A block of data
####################
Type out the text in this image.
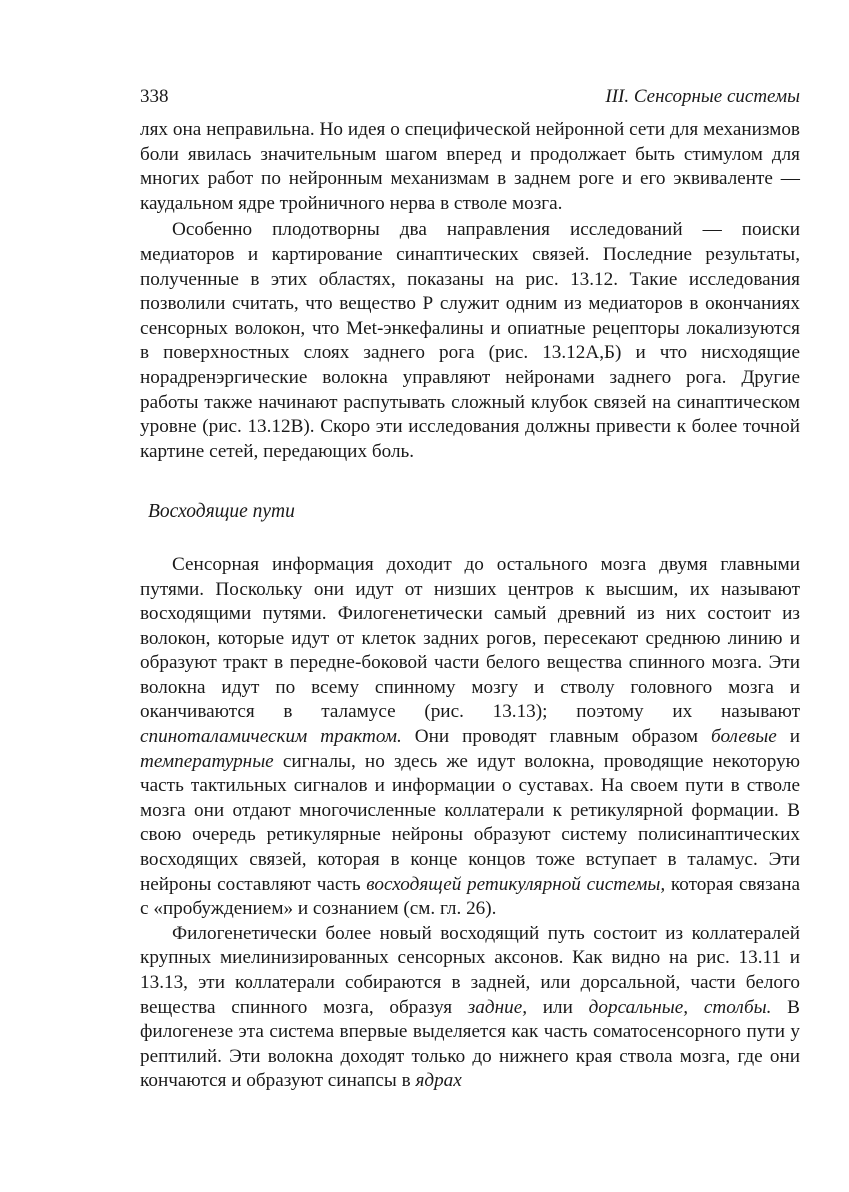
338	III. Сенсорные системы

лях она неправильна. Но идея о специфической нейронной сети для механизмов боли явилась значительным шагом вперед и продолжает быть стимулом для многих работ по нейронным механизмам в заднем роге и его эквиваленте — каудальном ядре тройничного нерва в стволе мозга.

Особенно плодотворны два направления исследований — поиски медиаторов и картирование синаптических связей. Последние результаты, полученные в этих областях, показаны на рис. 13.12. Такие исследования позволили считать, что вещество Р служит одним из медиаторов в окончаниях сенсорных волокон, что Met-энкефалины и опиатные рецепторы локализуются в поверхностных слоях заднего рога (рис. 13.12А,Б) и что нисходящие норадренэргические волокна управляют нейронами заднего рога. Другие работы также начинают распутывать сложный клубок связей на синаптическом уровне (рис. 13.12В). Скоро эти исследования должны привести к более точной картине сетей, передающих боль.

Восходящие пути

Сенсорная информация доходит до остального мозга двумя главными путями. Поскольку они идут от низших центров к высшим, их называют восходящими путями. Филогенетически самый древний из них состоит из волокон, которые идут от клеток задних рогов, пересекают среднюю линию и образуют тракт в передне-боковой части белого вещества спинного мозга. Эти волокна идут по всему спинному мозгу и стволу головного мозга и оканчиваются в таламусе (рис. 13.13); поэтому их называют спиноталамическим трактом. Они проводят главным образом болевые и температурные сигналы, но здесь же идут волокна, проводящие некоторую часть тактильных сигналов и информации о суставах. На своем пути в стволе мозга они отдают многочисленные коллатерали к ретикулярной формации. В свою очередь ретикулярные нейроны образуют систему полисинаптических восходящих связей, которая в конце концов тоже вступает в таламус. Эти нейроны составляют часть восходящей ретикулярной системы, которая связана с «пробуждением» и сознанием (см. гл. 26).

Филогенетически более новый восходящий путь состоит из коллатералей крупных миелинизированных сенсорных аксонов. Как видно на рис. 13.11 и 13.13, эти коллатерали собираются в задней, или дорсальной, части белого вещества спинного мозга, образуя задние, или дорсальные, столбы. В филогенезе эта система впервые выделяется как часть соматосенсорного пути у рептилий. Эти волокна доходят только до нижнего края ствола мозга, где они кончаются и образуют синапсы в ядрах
####################
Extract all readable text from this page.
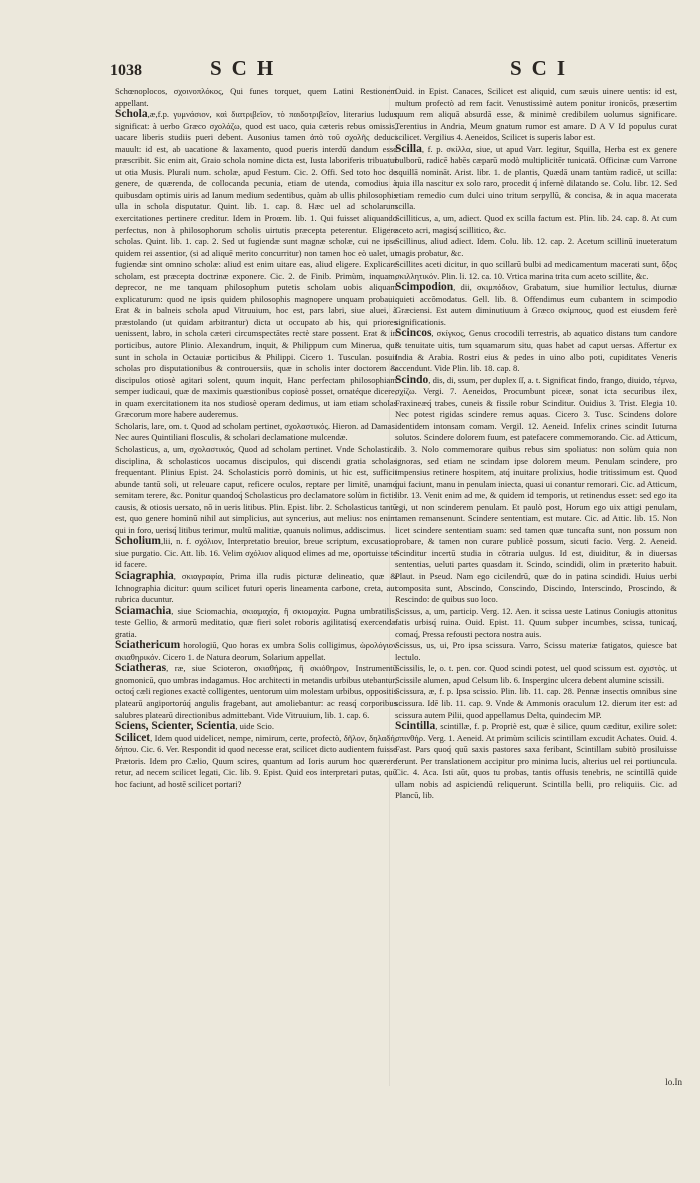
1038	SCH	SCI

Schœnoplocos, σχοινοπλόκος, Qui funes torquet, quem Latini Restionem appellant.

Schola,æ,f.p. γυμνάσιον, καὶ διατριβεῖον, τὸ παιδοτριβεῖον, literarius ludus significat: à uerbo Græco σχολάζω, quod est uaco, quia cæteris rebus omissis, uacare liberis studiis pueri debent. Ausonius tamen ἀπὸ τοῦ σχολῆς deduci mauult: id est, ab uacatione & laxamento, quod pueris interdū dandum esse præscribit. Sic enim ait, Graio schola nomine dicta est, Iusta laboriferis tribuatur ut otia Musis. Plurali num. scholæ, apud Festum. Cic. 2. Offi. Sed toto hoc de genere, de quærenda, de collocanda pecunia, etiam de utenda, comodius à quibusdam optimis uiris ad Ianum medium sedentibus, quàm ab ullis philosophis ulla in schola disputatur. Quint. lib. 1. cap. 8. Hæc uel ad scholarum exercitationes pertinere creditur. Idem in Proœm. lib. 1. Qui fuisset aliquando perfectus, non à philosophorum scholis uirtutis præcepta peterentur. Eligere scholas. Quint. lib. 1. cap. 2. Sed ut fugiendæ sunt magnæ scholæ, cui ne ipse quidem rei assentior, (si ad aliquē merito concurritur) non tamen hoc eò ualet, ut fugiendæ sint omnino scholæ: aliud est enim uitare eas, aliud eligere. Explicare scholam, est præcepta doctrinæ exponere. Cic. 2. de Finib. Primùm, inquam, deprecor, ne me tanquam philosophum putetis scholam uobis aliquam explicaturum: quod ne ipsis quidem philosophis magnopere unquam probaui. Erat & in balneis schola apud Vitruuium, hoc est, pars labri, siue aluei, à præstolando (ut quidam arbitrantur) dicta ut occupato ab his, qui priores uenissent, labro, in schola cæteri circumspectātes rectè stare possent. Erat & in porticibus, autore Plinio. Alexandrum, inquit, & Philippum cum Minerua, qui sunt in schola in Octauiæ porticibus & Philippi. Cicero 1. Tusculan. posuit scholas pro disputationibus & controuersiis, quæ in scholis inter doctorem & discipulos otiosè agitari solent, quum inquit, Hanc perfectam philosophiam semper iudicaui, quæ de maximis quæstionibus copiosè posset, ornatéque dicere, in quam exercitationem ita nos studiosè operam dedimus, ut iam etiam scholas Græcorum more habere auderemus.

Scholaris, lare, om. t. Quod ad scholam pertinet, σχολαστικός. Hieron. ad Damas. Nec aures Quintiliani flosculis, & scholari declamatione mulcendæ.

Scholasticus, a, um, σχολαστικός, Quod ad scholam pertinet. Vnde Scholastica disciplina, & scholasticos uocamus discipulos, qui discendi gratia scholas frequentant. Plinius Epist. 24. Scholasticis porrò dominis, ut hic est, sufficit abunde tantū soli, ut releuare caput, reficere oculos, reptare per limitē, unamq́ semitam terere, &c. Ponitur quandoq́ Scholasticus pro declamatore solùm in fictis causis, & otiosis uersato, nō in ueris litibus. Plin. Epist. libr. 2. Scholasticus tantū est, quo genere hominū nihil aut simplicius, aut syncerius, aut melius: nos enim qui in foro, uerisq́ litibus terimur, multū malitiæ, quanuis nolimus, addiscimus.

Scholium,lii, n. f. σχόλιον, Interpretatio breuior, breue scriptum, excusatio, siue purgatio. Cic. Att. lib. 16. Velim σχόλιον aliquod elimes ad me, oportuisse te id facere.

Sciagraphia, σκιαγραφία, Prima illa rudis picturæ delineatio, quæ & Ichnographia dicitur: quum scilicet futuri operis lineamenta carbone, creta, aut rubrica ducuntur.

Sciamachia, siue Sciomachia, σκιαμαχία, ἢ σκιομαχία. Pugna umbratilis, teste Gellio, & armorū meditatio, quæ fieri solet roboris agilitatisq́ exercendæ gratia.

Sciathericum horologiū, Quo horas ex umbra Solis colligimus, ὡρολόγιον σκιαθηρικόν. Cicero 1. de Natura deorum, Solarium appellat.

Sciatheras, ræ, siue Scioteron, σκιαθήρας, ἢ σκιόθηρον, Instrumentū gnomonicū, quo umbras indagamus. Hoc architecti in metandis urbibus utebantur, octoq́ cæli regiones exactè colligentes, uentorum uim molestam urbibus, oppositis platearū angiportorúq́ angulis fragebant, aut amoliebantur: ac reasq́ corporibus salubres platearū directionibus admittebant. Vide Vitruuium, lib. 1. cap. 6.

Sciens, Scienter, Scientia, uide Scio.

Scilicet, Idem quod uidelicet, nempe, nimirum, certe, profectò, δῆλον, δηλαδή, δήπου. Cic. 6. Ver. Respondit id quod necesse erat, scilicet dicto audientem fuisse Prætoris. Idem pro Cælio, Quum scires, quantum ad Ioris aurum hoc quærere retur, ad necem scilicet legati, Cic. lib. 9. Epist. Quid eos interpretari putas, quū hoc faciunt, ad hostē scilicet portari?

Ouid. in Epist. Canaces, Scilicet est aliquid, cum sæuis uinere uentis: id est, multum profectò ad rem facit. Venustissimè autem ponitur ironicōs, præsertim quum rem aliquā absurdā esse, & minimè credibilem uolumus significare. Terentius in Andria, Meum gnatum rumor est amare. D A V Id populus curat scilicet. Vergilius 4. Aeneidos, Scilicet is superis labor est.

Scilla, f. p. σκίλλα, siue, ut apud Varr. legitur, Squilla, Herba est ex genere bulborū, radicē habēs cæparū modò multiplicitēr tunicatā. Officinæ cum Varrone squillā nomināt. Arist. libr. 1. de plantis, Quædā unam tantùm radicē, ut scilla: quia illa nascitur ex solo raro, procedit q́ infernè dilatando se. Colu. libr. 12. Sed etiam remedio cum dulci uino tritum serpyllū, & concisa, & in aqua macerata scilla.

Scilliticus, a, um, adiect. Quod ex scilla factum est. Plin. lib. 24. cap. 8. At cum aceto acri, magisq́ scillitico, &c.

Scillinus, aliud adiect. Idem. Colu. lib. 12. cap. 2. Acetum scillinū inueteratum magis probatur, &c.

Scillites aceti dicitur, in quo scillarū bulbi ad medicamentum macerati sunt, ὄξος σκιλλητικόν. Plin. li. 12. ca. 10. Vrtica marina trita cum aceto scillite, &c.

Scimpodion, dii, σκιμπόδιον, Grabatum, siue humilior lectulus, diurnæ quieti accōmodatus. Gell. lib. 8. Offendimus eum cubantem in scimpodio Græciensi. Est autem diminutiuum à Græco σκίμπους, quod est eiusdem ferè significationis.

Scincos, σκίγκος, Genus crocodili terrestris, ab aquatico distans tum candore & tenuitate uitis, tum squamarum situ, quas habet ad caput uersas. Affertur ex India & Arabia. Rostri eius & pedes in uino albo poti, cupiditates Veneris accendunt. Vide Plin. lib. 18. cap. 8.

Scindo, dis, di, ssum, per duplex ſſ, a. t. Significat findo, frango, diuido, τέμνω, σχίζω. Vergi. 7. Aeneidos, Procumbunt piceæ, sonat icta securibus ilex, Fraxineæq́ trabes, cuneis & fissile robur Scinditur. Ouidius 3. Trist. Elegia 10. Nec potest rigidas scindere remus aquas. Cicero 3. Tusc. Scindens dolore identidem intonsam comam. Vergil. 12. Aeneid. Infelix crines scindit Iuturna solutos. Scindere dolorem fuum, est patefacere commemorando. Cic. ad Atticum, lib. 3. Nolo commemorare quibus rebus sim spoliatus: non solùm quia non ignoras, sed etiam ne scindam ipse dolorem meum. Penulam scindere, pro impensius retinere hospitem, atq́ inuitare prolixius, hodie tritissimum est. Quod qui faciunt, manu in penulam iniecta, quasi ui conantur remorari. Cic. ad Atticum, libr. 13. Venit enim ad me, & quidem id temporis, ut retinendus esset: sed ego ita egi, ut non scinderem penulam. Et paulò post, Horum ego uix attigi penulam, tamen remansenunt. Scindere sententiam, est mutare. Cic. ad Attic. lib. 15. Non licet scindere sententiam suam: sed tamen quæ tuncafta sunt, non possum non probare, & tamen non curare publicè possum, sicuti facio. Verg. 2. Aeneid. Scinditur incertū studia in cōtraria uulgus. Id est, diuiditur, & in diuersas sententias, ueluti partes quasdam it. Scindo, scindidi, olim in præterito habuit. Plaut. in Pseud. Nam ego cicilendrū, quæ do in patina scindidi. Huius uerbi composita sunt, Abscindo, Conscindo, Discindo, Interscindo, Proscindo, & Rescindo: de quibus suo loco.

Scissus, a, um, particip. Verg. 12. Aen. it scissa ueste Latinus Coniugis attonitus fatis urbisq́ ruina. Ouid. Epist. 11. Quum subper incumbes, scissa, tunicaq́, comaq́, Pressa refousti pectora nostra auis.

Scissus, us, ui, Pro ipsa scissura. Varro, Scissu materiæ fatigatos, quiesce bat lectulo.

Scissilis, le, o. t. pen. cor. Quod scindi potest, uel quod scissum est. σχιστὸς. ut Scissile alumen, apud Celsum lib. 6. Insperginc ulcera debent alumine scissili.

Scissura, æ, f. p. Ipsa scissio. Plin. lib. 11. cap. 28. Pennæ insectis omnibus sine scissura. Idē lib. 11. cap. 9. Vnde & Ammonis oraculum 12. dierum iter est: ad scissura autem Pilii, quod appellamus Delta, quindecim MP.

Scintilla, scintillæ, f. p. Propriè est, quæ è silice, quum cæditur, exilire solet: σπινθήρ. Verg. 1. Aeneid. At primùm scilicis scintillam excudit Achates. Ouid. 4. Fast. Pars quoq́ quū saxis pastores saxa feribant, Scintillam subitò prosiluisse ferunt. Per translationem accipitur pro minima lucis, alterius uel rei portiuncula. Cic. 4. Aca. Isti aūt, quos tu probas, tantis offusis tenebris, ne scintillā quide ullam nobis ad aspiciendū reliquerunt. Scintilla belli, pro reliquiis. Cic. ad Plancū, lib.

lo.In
####################
■ **SHORT TASK**
Return each line that includes "text".

■ **EXPECTED OUTPUT**
Type out the text in this image.
Extract all readable text from this page.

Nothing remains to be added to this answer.